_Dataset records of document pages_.
◆ ◆ ◆ ◆

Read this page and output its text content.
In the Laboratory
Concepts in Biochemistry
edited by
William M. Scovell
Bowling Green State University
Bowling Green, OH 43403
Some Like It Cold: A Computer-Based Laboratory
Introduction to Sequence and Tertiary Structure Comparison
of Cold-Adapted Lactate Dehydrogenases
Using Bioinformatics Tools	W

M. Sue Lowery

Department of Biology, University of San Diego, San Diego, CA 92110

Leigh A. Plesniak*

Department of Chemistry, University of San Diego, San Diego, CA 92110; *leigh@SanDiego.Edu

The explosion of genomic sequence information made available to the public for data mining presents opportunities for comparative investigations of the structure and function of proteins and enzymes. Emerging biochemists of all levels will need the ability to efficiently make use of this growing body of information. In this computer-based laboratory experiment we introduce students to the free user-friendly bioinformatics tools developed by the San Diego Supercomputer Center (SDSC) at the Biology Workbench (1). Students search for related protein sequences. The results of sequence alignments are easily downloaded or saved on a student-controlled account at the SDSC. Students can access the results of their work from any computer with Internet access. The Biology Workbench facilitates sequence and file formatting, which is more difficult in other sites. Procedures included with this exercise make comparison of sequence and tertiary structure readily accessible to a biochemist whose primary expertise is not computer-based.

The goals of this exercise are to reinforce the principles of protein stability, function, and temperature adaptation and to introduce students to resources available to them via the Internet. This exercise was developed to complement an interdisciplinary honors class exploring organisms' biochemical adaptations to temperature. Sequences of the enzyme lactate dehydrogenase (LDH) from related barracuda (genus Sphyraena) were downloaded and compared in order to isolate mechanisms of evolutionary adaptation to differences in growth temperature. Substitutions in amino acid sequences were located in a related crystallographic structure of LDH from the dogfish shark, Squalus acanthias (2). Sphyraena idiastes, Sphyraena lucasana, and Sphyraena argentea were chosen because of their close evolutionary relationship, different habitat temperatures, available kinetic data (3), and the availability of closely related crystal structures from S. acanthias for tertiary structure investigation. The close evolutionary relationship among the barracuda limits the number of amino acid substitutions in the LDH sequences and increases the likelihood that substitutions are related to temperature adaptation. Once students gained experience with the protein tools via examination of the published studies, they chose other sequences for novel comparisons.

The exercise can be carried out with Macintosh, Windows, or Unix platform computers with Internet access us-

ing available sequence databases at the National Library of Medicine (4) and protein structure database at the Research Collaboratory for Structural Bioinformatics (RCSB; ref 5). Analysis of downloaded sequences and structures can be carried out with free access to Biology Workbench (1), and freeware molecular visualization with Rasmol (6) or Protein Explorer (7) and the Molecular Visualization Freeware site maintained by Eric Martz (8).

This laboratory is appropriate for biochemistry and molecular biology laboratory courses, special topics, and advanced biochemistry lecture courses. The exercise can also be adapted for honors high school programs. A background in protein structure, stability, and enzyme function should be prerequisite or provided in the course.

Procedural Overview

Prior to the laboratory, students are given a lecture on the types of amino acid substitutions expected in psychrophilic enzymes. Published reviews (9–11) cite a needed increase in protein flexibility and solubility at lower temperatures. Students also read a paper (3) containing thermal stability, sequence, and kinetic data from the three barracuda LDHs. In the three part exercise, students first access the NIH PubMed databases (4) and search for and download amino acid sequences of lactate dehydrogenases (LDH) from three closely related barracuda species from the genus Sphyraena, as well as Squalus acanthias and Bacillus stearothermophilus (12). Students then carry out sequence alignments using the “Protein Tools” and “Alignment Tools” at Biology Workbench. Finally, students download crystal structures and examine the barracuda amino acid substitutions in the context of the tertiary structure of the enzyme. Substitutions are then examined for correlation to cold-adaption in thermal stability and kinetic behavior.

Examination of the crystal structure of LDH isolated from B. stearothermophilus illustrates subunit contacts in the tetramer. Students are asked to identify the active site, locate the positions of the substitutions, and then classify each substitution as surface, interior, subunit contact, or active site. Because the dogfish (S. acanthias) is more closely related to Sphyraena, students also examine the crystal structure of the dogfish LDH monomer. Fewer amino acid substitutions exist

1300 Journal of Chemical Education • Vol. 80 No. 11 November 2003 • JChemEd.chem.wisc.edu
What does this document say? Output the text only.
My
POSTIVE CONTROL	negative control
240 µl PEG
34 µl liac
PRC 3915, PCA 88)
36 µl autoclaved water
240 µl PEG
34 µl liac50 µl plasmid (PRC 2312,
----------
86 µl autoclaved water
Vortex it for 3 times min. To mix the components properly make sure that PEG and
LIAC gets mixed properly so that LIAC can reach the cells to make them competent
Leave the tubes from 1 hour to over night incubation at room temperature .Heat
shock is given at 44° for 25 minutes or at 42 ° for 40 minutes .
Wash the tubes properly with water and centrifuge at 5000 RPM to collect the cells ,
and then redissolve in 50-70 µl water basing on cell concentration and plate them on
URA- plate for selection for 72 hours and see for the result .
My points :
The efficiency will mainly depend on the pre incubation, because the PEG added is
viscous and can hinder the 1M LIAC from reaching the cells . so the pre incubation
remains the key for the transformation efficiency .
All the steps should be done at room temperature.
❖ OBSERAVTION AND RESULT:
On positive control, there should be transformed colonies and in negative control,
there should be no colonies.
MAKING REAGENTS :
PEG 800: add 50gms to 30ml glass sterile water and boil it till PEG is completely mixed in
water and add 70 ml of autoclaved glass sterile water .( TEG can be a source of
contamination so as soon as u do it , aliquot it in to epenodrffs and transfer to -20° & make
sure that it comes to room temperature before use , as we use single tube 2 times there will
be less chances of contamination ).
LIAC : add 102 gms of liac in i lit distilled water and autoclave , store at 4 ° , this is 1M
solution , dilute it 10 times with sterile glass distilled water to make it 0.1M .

◆ ◆ ◆ ◆

_EXERCISE DETAILS_.
What is needed is an exact transcription of every entry.

_REPLY_.
Read this page and output its text content.
In the Laboratory
Concepts in Biochemistry
edited by
William M. Scovell
Bowling Green State University
Bowling Green, OH 43403
Some Like It Cold: A Computer-Based Laboratory
Introduction to Sequence and Tertiary Structure Comparison
of Cold-Adapted Lactate Dehydrogenases
Using Bioinformatics Tools	W

M. Sue Lowery

Department of Biology, University of San Diego, San Diego, CA 92110

Leigh A. Plesniak*

Department of Chemistry, University of San Diego, San Diego, CA 92110; *leigh@SanDiego.Edu

The explosion of genomic sequence information made available to the public for data mining presents opportunities for comparative investigations of the structure and function of proteins and enzymes. Emerging biochemists of all levels will need the ability to efficiently make use of this growing body of information. In this computer-based laboratory experiment we introduce students to the free user-friendly bioinformatics tools developed by the San Diego Supercomputer Center (SDSC) at the Biology Workbench (1). Students search for related protein sequences. The results of sequence alignments are easily downloaded or saved on a student-controlled account at the SDSC. Students can access the results of their work from any computer with Internet access. The Biology Workbench facilitates sequence and file formatting, which is more difficult in other sites. Procedures included with this exercise make comparison of sequence and tertiary structure readily accessible to a biochemist whose primary expertise is not computer-based.

The goals of this exercise are to reinforce the principles of protein stability, function, and temperature adaptation and to introduce students to resources available to them via the Internet. This exercise was developed to complement an interdisciplinary honors class exploring organisms' biochemical adaptations to temperature. Sequences of the enzyme lactate dehydrogenase (LDH) from related barracuda (genus Sphyraena) were downloaded and compared in order to isolate mechanisms of evolutionary adaptation to differences in growth temperature. Substitutions in amino acid sequences were located in a related crystallographic structure of LDH from the dogfish shark, Squalus acanthias (2). Sphyraena idiastes, Sphyraena lucasana, and Sphyraena argentea were chosen because of their close evolutionary relationship, different habitat temperatures, available kinetic data (3), and the availability of closely related crystal structures from S. acanthias for tertiary structure investigation. The close evolutionary relationship among the barracuda limits the number of amino acid substitutions in the LDH sequences and increases the likelihood that substitutions are related to temperature adaptation. Once students gained experience with the protein tools via examination of the published studies, they chose other sequences for novel comparisons.

The exercise can be carried out with Macintosh, Windows, or Unix platform computers with Internet access us-

ing available sequence databases at the National Library of Medicine (4) and protein structure database at the Research Collaboratory for Structural Bioinformatics (RCSB; ref 5). Analysis of downloaded sequences and structures can be carried out with free access to Biology Workbench (1), and freeware molecular visualization with Rasmol (6) or Protein Explorer (7) and the Molecular Visualization Freeware site maintained by Eric Martz (8).

This laboratory is appropriate for biochemistry and molecular biology laboratory courses, special topics, and advanced biochemistry lecture courses. The exercise can also be adapted for honors high school programs. A background in protein structure, stability, and enzyme function should be prerequisite or provided in the course.

Procedural Overview

Prior to the laboratory, students are given a lecture on the types of amino acid substitutions expected in psychrophilic enzymes. Published reviews (9–11) cite a needed increase in protein flexibility and solubility at lower temperatures. Students also read a paper (3) containing thermal stability, sequence, and kinetic data from the three barracuda LDHs. In the three part exercise, students first access the NIH PubMed databases (4) and search for and download amino acid sequences of lactate dehydrogenases (LDH) from three closely related barracuda species from the genus Sphyraena, as well as Squalus acanthias and Bacillus stearothermophilus (12). Students then carry out sequence alignments using the “Protein Tools” and “Alignment Tools” at Biology Workbench. Finally, students download crystal structures and examine the barracuda amino acid substitutions in the context of the tertiary structure of the enzyme. Substitutions are then examined for correlation to cold-adaption in thermal stability and kinetic behavior.

Examination of the crystal structure of LDH isolated from B. stearothermophilus illustrates subunit contacts in the tetramer. Students are asked to identify the active site, locate the positions of the substitutions, and then classify each substitution as surface, interior, subunit contact, or active site. Because the dogfish (S. acanthias) is more closely related to Sphyraena, students also examine the crystal structure of the dogfish LDH monomer. Fewer amino acid substitutions exist

1300 Journal of Chemical Education • Vol. 80 No. 11 November 2003 • JChemEd.chem.wisc.edu
What does this document say? Output the text only.
My
POSTIVE CONTROL	negative control
240 µl PEG
34 µl liac
PRC 3915, PCA 88)
36 µl autoclaved water
240 µl PEG
34 µl liac50 µl plasmid (PRC 2312,
----------
86 µl autoclaved water
Vortex it for 3 times min. To mix the components properly make sure that PEG and
LIAC gets mixed properly so that LIAC can reach the cells to make them competent
Leave the tubes from 1 hour to over night incubation at room temperature .Heat
shock is given at 44° for 25 minutes or at 42 ° for 40 minutes .
Wash the tubes properly with water and centrifuge at 5000 RPM to collect the cells ,
and then redissolve in 50-70 µl water basing on cell concentration and plate them on
URA- plate for selection for 72 hours and see for the result .
My points :
The efficiency will mainly depend on the pre incubation, because the PEG added is
viscous and can hinder the 1M LIAC from reaching the cells . so the pre incubation
remains the key for the transformation efficiency .
All the steps should be done at room temperature.
❖ OBSERAVTION AND RESULT:
On positive control, there should be transformed colonies and in negative control,
there should be no colonies.
MAKING REAGENTS :
PEG 800: add 50gms to 30ml glass sterile water and boil it till PEG is completely mixed in
water and add 70 ml of autoclaved glass sterile water .( TEG can be a source of
contamination so as soon as u do it , aliquot it in to epenodrffs and transfer to -20° & make
sure that it comes to room temperature before use , as we use single tube 2 times there will
be less chances of contamination ).
LIAC : add 102 gms of liac in i lit distilled water and autoclave , store at 4 ° , this is 1M
solution , dilute it 10 times with sterile glass distilled water to make it 0.1M .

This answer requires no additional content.